*RECORDS TO PROCESS*:

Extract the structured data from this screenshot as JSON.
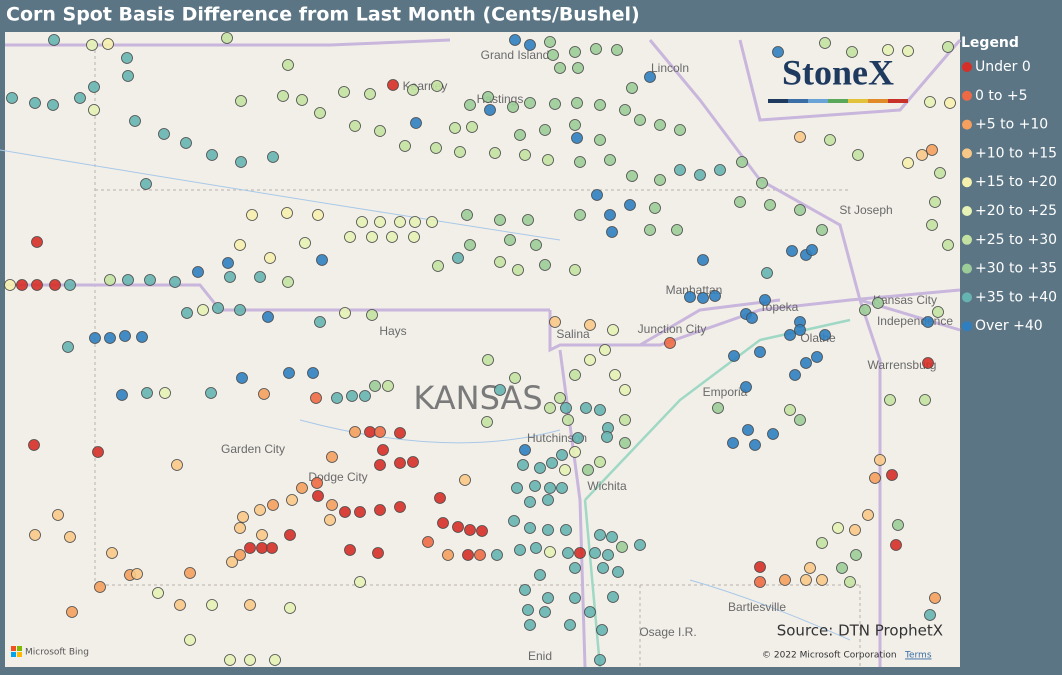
{
  "header": {
    "title": "Corn Spot Basis Difference from Last Month (Cents/Bushel)"
  },
  "logo": {
    "text": "StoneX"
  },
  "legend": {
    "title": "Legend",
    "items": [
      {
        "label": "Under 0",
        "color": "#d62f27"
      },
      {
        "label": "0 to +5",
        "color": "#ee6a45"
      },
      {
        "label": "+5 to +10",
        "color": "#f5a05e"
      },
      {
        "label": "+10 to +15",
        "color": "#f9c887"
      },
      {
        "label": "+15 to +20",
        "color": "#f6f0ae"
      },
      {
        "label": "+20 to +25",
        "color": "#e6f2b6"
      },
      {
        "label": "+25 to +30",
        "color": "#c3e2a2"
      },
      {
        "label": "+30 to +35",
        "color": "#9ccd98"
      },
      {
        "label": "+35 to +40",
        "color": "#66b4b1"
      },
      {
        "label": "Over +40",
        "color": "#2f7fc0"
      }
    ]
  },
  "map_labels": [
    "Grand Island",
    "Kearney",
    "Hastings",
    "Lincoln",
    "St Joseph",
    "Manhattan",
    "Topeka",
    "Kansas City",
    "Independence",
    "Junction City",
    "Olathe",
    "Hays",
    "Salina",
    "KANSAS",
    "Emporia",
    "Warrensburg",
    "Garden City",
    "Dodge City",
    "Hutchinson",
    "Wichita",
    "Bartlesville",
    "Osage I.R.",
    "Enid"
  ],
  "source": "Source: DTN ProphetX",
  "attribution": {
    "provider": "Microsoft Bing",
    "copyright": "© 2022 Microsoft Corporation",
    "terms": "Terms"
  }
}
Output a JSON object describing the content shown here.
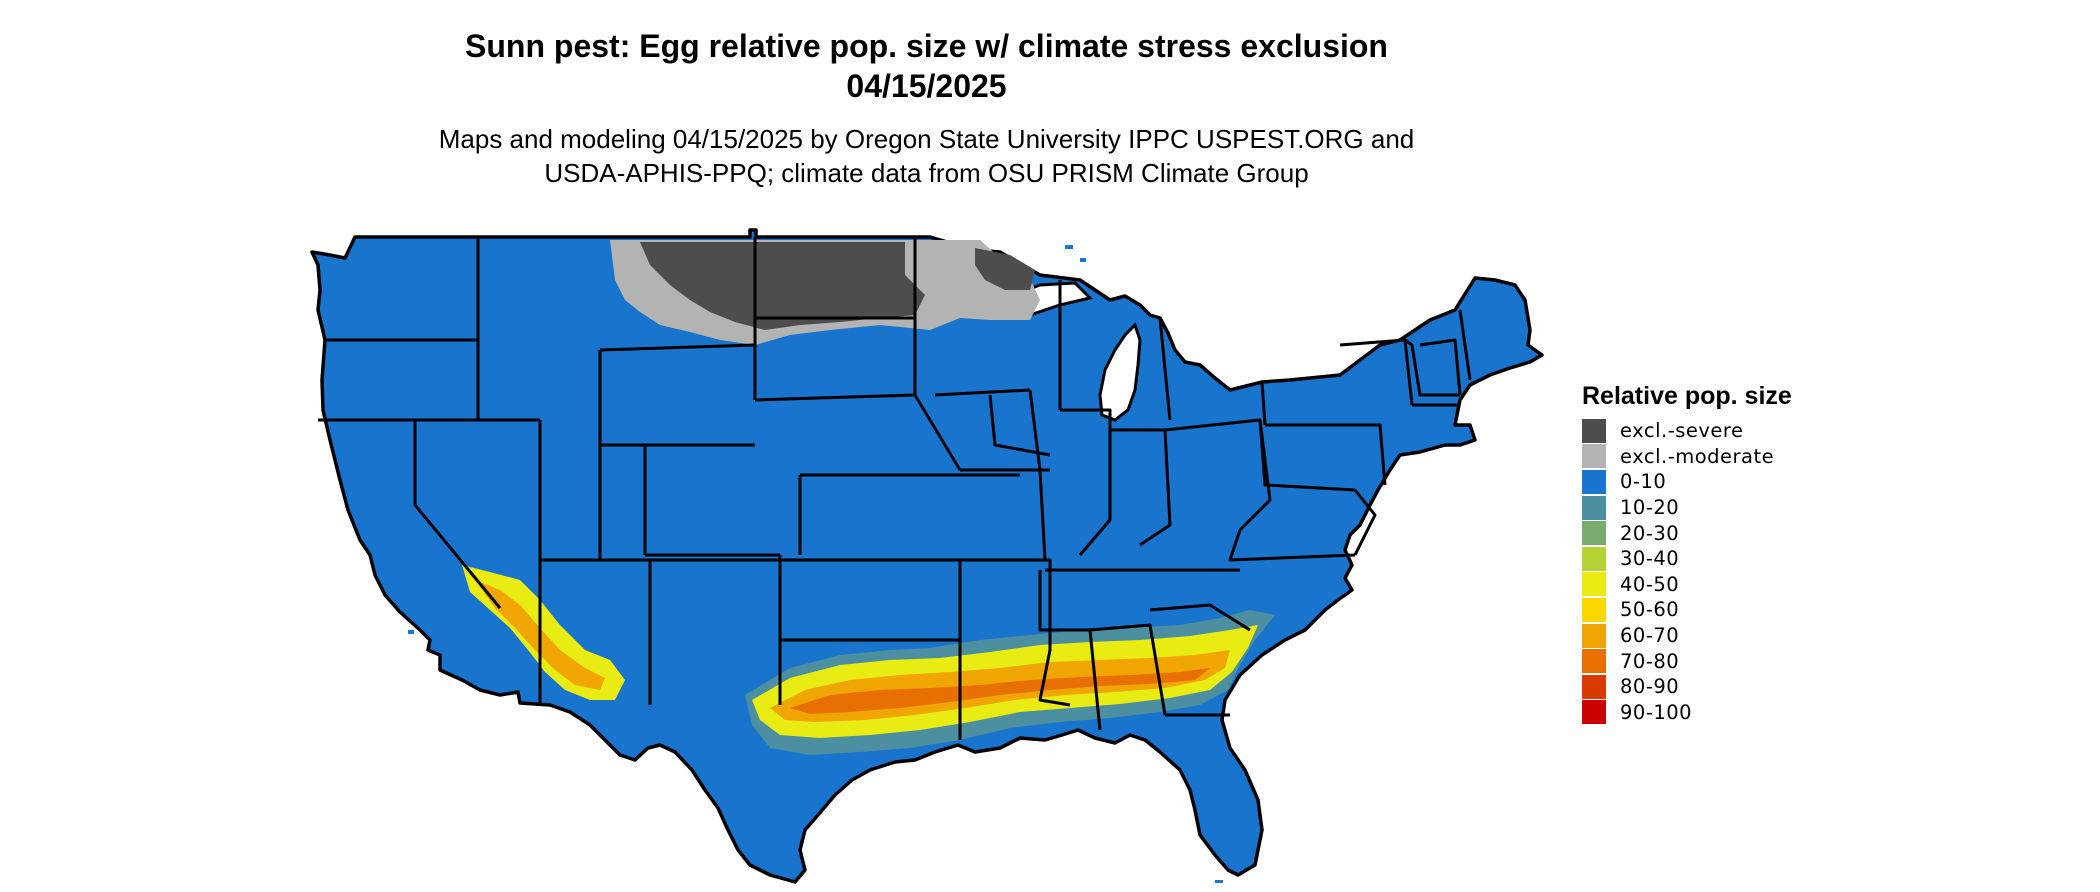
{
  "title": {
    "line1": "Sunn pest: Egg relative pop. size w/ climate stress exclusion",
    "line2": "04/15/2025"
  },
  "subtitle": {
    "line1": "Maps and modeling 04/15/2025 by Oregon State University IPPC USPEST.ORG and",
    "line2": "USDA-APHIS-PPQ; climate data from OSU PRISM Climate Group"
  },
  "legend": {
    "title": "Relative pop. size",
    "items": [
      {
        "label": "excl.-severe",
        "color": "#4d4d4d"
      },
      {
        "label": "excl.-moderate",
        "color": "#b3b3b3"
      },
      {
        "label": "0-10",
        "color": "#1874cd"
      },
      {
        "label": "10-20",
        "color": "#4b8fa0"
      },
      {
        "label": "20-30",
        "color": "#7aab6e"
      },
      {
        "label": "30-40",
        "color": "#b2d235"
      },
      {
        "label": "40-50",
        "color": "#e8ec12"
      },
      {
        "label": "50-60",
        "color": "#ffd700"
      },
      {
        "label": "60-70",
        "color": "#f0a500"
      },
      {
        "label": "70-80",
        "color": "#e87000"
      },
      {
        "label": "80-90",
        "color": "#d83a00"
      },
      {
        "label": "90-100",
        "color": "#cc0000"
      }
    ]
  },
  "map_colors": {
    "base": "#1874cd",
    "border": "#000000",
    "lake": "#ffffff"
  }
}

*YOUR TASK*:
Reproduce the full material exactly, excluding the pictures.

*FULL RESPONSE*:
Extract the structured data from this screenshot as JSON.
{
  "header": {
    "title": "Corn Spot Basis Difference from Last Month (Cents/Bushel)"
  },
  "logo": {
    "text": "StoneX"
  },
  "legend": {
    "title": "Legend",
    "items": [
      {
        "label": "Under 0",
        "color": "#d62f27"
      },
      {
        "label": "0 to +5",
        "color": "#ee6a45"
      },
      {
        "label": "+5 to +10",
        "color": "#f5a05e"
      },
      {
        "label": "+10 to +15",
        "color": "#f9c887"
      },
      {
        "label": "+15 to +20",
        "color": "#f6f0ae"
      },
      {
        "label": "+20 to +25",
        "color": "#e6f2b6"
      },
      {
        "label": "+25 to +30",
        "color": "#c3e2a2"
      },
      {
        "label": "+30 to +35",
        "color": "#9ccd98"
      },
      {
        "label": "+35 to +40",
        "color": "#66b4b1"
      },
      {
        "label": "Over +40",
        "color": "#2f7fc0"
      }
    ]
  },
  "map_labels": [
    "Grand Island",
    "Kearney",
    "Hastings",
    "Lincoln",
    "St Joseph",
    "Manhattan",
    "Topeka",
    "Kansas City",
    "Independence",
    "Junction City",
    "Olathe",
    "Hays",
    "Salina",
    "KANSAS",
    "Emporia",
    "Warrensburg",
    "Garden City",
    "Dodge City",
    "Hutchinson",
    "Wichita",
    "Bartlesville",
    "Osage I.R.",
    "Enid"
  ],
  "source": "Source: DTN ProphetX",
  "attribution": {
    "provider": "Microsoft Bing",
    "copyright": "© 2022 Microsoft Corporation",
    "terms": "Terms"
  }
}
Output a JSON object describing the content shown here.
{
  "title": {
    "line1": "Sunn pest: Egg relative pop. size w/ climate stress exclusion",
    "line2": "04/15/2025"
  },
  "subtitle": {
    "line1": "Maps and modeling 04/15/2025 by Oregon State University IPPC USPEST.ORG and",
    "line2": "USDA-APHIS-PPQ; climate data from OSU PRISM Climate Group"
  },
  "legend": {
    "title": "Relative pop. size",
    "items": [
      {
        "label": "excl.-severe",
        "color": "#4d4d4d"
      },
      {
        "label": "excl.-moderate",
        "color": "#b3b3b3"
      },
      {
        "label": "0-10",
        "color": "#1874cd"
      },
      {
        "label": "10-20",
        "color": "#4b8fa0"
      },
      {
        "label": "20-30",
        "color": "#7aab6e"
      },
      {
        "label": "30-40",
        "color": "#b2d235"
      },
      {
        "label": "40-50",
        "color": "#e8ec12"
      },
      {
        "label": "50-60",
        "color": "#ffd700"
      },
      {
        "label": "60-70",
        "color": "#f0a500"
      },
      {
        "label": "70-80",
        "color": "#e87000"
      },
      {
        "label": "80-90",
        "color": "#d83a00"
      },
      {
        "label": "90-100",
        "color": "#cc0000"
      }
    ]
  },
  "map_colors": {
    "base": "#1874cd",
    "border": "#000000",
    "lake": "#ffffff"
  }
}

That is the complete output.